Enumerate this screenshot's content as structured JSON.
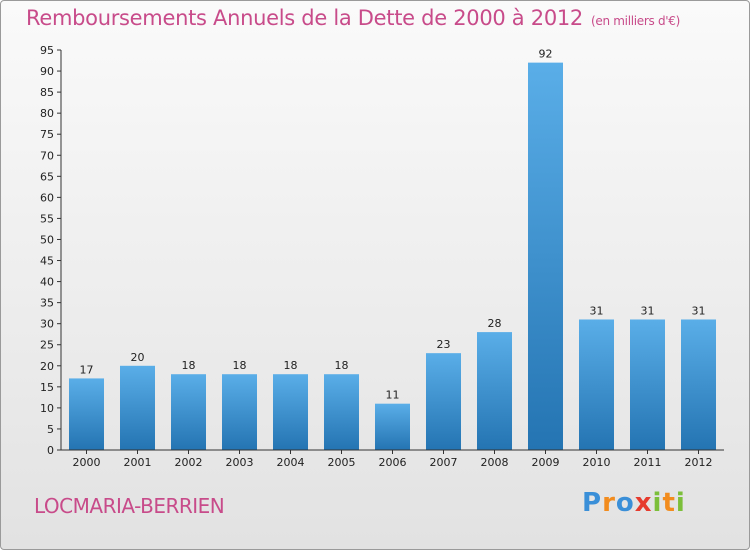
{
  "header": {
    "title": "Remboursements Annuels de la Dette de 2000 à 2012",
    "unit": "(en milliers d'€)"
  },
  "footer": {
    "commune": "LOCMARIA-BERRIEN",
    "logo_letters": [
      "P",
      "r",
      "o",
      "x",
      "i",
      "t",
      "i"
    ]
  },
  "colors": {
    "title": "#c84b8a",
    "bar_light": "#5aaee8",
    "bar_dark": "#2474b2",
    "axis": "#333333"
  },
  "chart_data": {
    "type": "bar",
    "title": "Remboursements Annuels de la Dette de 2000 à 2012",
    "xlabel": "",
    "ylabel": "",
    "categories": [
      "2000",
      "2001",
      "2002",
      "2003",
      "2004",
      "2005",
      "2006",
      "2007",
      "2008",
      "2009",
      "2010",
      "2011",
      "2012"
    ],
    "values": [
      17,
      20,
      18,
      18,
      18,
      18,
      11,
      23,
      28,
      92,
      31,
      31,
      31
    ],
    "ylim": [
      0,
      95
    ],
    "yticks": [
      0,
      5,
      10,
      15,
      20,
      25,
      30,
      35,
      40,
      45,
      50,
      55,
      60,
      65,
      70,
      75,
      80,
      85,
      90,
      95
    ],
    "grid": false,
    "legend": "none"
  }
}
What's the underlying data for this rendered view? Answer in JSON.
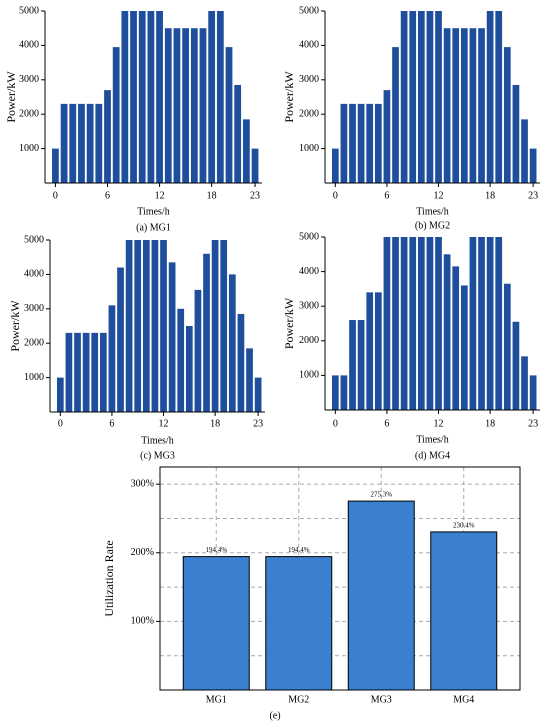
{
  "chart_data": [
    {
      "type": "bar",
      "caption": "(a) MG1",
      "xlabel": "Times/h",
      "ylabel": "Power/kW",
      "color": "#1f4e9c",
      "x": [
        0,
        1,
        2,
        3,
        4,
        5,
        6,
        7,
        8,
        9,
        10,
        11,
        12,
        13,
        14,
        15,
        16,
        17,
        18,
        19,
        20,
        21,
        22,
        23
      ],
      "values": [
        1000,
        2300,
        2300,
        2300,
        2300,
        2300,
        2700,
        3950,
        5000,
        5000,
        5000,
        5000,
        5000,
        4500,
        4500,
        4500,
        4500,
        4500,
        5000,
        5000,
        3950,
        2850,
        1850,
        1000
      ],
      "xlim": [
        -1.2,
        23.8
      ],
      "xticks": [
        0,
        6,
        12,
        18,
        23
      ],
      "ylim": [
        0,
        5000
      ],
      "yticks": [
        1000,
        2000,
        3000,
        4000,
        5000
      ]
    },
    {
      "type": "bar",
      "caption": "(b) MG2",
      "xlabel": "Times/h",
      "ylabel": "Power/kW",
      "color": "#1f4e9c",
      "x": [
        0,
        1,
        2,
        3,
        4,
        5,
        6,
        7,
        8,
        9,
        10,
        11,
        12,
        13,
        14,
        15,
        16,
        17,
        18,
        19,
        20,
        21,
        22,
        23
      ],
      "values": [
        1000,
        2300,
        2300,
        2300,
        2300,
        2300,
        2700,
        3950,
        5000,
        5000,
        5000,
        5000,
        5000,
        4500,
        4500,
        4500,
        4500,
        4500,
        5000,
        5000,
        3950,
        2850,
        1850,
        1000
      ],
      "xlim": [
        -1.2,
        23.8
      ],
      "xticks": [
        0,
        6,
        12,
        18,
        23
      ],
      "ylim": [
        0,
        5000
      ],
      "yticks": [
        1000,
        2000,
        3000,
        4000,
        5000
      ]
    },
    {
      "type": "bar",
      "caption": "(c) MG3",
      "xlabel": "Times/h",
      "ylabel": "Power/kW",
      "color": "#1f4e9c",
      "x": [
        0,
        1,
        2,
        3,
        4,
        5,
        6,
        7,
        8,
        9,
        10,
        11,
        12,
        13,
        14,
        15,
        16,
        17,
        18,
        19,
        20,
        21,
        22,
        23
      ],
      "values": [
        1000,
        2300,
        2300,
        2300,
        2300,
        2300,
        3100,
        4200,
        5000,
        5000,
        5000,
        5000,
        5000,
        4350,
        3000,
        2500,
        3550,
        4600,
        5000,
        5000,
        4000,
        2850,
        1850,
        1000
      ],
      "xlim": [
        -1.2,
        23.8
      ],
      "xticks": [
        0,
        6,
        12,
        18,
        23
      ],
      "ylim": [
        0,
        5000
      ],
      "yticks": [
        1000,
        2000,
        3000,
        4000,
        5000
      ]
    },
    {
      "type": "bar",
      "caption": "(d) MG4",
      "xlabel": "Times/h",
      "ylabel": "Power/kW",
      "color": "#1f4e9c",
      "x": [
        0,
        1,
        2,
        3,
        4,
        5,
        6,
        7,
        8,
        9,
        10,
        11,
        12,
        13,
        14,
        15,
        16,
        17,
        18,
        19,
        20,
        21,
        22,
        23
      ],
      "values": [
        1000,
        1000,
        2600,
        2600,
        3400,
        3400,
        5000,
        5000,
        5000,
        5000,
        5000,
        5000,
        5000,
        4500,
        4150,
        3600,
        5000,
        5000,
        5000,
        5000,
        3650,
        2550,
        1550,
        1000
      ],
      "xlim": [
        -1.2,
        23.8
      ],
      "xticks": [
        0,
        6,
        12,
        18,
        23
      ],
      "ylim": [
        0,
        5000
      ],
      "yticks": [
        1000,
        2000,
        3000,
        4000,
        5000
      ]
    },
    {
      "type": "bar",
      "caption": "(e)",
      "ylabel": "Utilization Rate",
      "color": "#3a7fd0",
      "categories": [
        "MG1",
        "MG2",
        "MG3",
        "MG4"
      ],
      "values": [
        194.4,
        194.4,
        275.3,
        230.4
      ],
      "value_labels": [
        "194.4%",
        "194.4%",
        "275.3%",
        "230.4%"
      ],
      "ylim": [
        0,
        325
      ],
      "yticks": [
        {
          "value": 100,
          "label": "100%"
        },
        {
          "value": 200,
          "label": "200%"
        },
        {
          "value": 300,
          "label": "300%"
        }
      ],
      "minor_yticks": [
        50,
        150,
        250
      ],
      "grid": true,
      "frame": true
    }
  ]
}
________________________
### Given request
Every line of text is to be repeated exactly; pictures are left out.

### Final result
Enumerate this screenshot's content as structured JSON.
{
  "header": {
    "title": "Remboursements Annuels de la Dette de 2000 à 2012",
    "unit": "(en milliers d'€)"
  },
  "footer": {
    "commune": "LOCMARIA-BERRIEN",
    "logo_letters": [
      "P",
      "r",
      "o",
      "x",
      "i",
      "t",
      "i"
    ]
  },
  "colors": {
    "title": "#c84b8a",
    "bar_light": "#5aaee8",
    "bar_dark": "#2474b2",
    "axis": "#333333"
  },
  "chart_data": {
    "type": "bar",
    "title": "Remboursements Annuels de la Dette de 2000 à 2012",
    "xlabel": "",
    "ylabel": "",
    "categories": [
      "2000",
      "2001",
      "2002",
      "2003",
      "2004",
      "2005",
      "2006",
      "2007",
      "2008",
      "2009",
      "2010",
      "2011",
      "2012"
    ],
    "values": [
      17,
      20,
      18,
      18,
      18,
      18,
      11,
      23,
      28,
      92,
      31,
      31,
      31
    ],
    "ylim": [
      0,
      95
    ],
    "yticks": [
      0,
      5,
      10,
      15,
      20,
      25,
      30,
      35,
      40,
      45,
      50,
      55,
      60,
      65,
      70,
      75,
      80,
      85,
      90,
      95
    ],
    "grid": false,
    "legend": "none"
  }
}
What's the underlying data for this rendered view? Answer in JSON.
{
  "chart_data": [
    {
      "type": "bar",
      "caption": "(a) MG1",
      "xlabel": "Times/h",
      "ylabel": "Power/kW",
      "color": "#1f4e9c",
      "x": [
        0,
        1,
        2,
        3,
        4,
        5,
        6,
        7,
        8,
        9,
        10,
        11,
        12,
        13,
        14,
        15,
        16,
        17,
        18,
        19,
        20,
        21,
        22,
        23
      ],
      "values": [
        1000,
        2300,
        2300,
        2300,
        2300,
        2300,
        2700,
        3950,
        5000,
        5000,
        5000,
        5000,
        5000,
        4500,
        4500,
        4500,
        4500,
        4500,
        5000,
        5000,
        3950,
        2850,
        1850,
        1000
      ],
      "xlim": [
        -1.2,
        23.8
      ],
      "xticks": [
        0,
        6,
        12,
        18,
        23
      ],
      "ylim": [
        0,
        5000
      ],
      "yticks": [
        1000,
        2000,
        3000,
        4000,
        5000
      ]
    },
    {
      "type": "bar",
      "caption": "(b) MG2",
      "xlabel": "Times/h",
      "ylabel": "Power/kW",
      "color": "#1f4e9c",
      "x": [
        0,
        1,
        2,
        3,
        4,
        5,
        6,
        7,
        8,
        9,
        10,
        11,
        12,
        13,
        14,
        15,
        16,
        17,
        18,
        19,
        20,
        21,
        22,
        23
      ],
      "values": [
        1000,
        2300,
        2300,
        2300,
        2300,
        2300,
        2700,
        3950,
        5000,
        5000,
        5000,
        5000,
        5000,
        4500,
        4500,
        4500,
        4500,
        4500,
        5000,
        5000,
        3950,
        2850,
        1850,
        1000
      ],
      "xlim": [
        -1.2,
        23.8
      ],
      "xticks": [
        0,
        6,
        12,
        18,
        23
      ],
      "ylim": [
        0,
        5000
      ],
      "yticks": [
        1000,
        2000,
        3000,
        4000,
        5000
      ]
    },
    {
      "type": "bar",
      "caption": "(c) MG3",
      "xlabel": "Times/h",
      "ylabel": "Power/kW",
      "color": "#1f4e9c",
      "x": [
        0,
        1,
        2,
        3,
        4,
        5,
        6,
        7,
        8,
        9,
        10,
        11,
        12,
        13,
        14,
        15,
        16,
        17,
        18,
        19,
        20,
        21,
        22,
        23
      ],
      "values": [
        1000,
        2300,
        2300,
        2300,
        2300,
        2300,
        3100,
        4200,
        5000,
        5000,
        5000,
        5000,
        5000,
        4350,
        3000,
        2500,
        3550,
        4600,
        5000,
        5000,
        4000,
        2850,
        1850,
        1000
      ],
      "xlim": [
        -1.2,
        23.8
      ],
      "xticks": [
        0,
        6,
        12,
        18,
        23
      ],
      "ylim": [
        0,
        5000
      ],
      "yticks": [
        1000,
        2000,
        3000,
        4000,
        5000
      ]
    },
    {
      "type": "bar",
      "caption": "(d) MG4",
      "xlabel": "Times/h",
      "ylabel": "Power/kW",
      "color": "#1f4e9c",
      "x": [
        0,
        1,
        2,
        3,
        4,
        5,
        6,
        7,
        8,
        9,
        10,
        11,
        12,
        13,
        14,
        15,
        16,
        17,
        18,
        19,
        20,
        21,
        22,
        23
      ],
      "values": [
        1000,
        1000,
        2600,
        2600,
        3400,
        3400,
        5000,
        5000,
        5000,
        5000,
        5000,
        5000,
        5000,
        4500,
        4150,
        3600,
        5000,
        5000,
        5000,
        5000,
        3650,
        2550,
        1550,
        1000
      ],
      "xlim": [
        -1.2,
        23.8
      ],
      "xticks": [
        0,
        6,
        12,
        18,
        23
      ],
      "ylim": [
        0,
        5000
      ],
      "yticks": [
        1000,
        2000,
        3000,
        4000,
        5000
      ]
    },
    {
      "type": "bar",
      "caption": "(e)",
      "ylabel": "Utilization Rate",
      "color": "#3a7fd0",
      "categories": [
        "MG1",
        "MG2",
        "MG3",
        "MG4"
      ],
      "values": [
        194.4,
        194.4,
        275.3,
        230.4
      ],
      "value_labels": [
        "194.4%",
        "194.4%",
        "275.3%",
        "230.4%"
      ],
      "ylim": [
        0,
        325
      ],
      "yticks": [
        {
          "value": 100,
          "label": "100%"
        },
        {
          "value": 200,
          "label": "200%"
        },
        {
          "value": 300,
          "label": "300%"
        }
      ],
      "minor_yticks": [
        50,
        150,
        250
      ],
      "grid": true,
      "frame": true
    }
  ]
}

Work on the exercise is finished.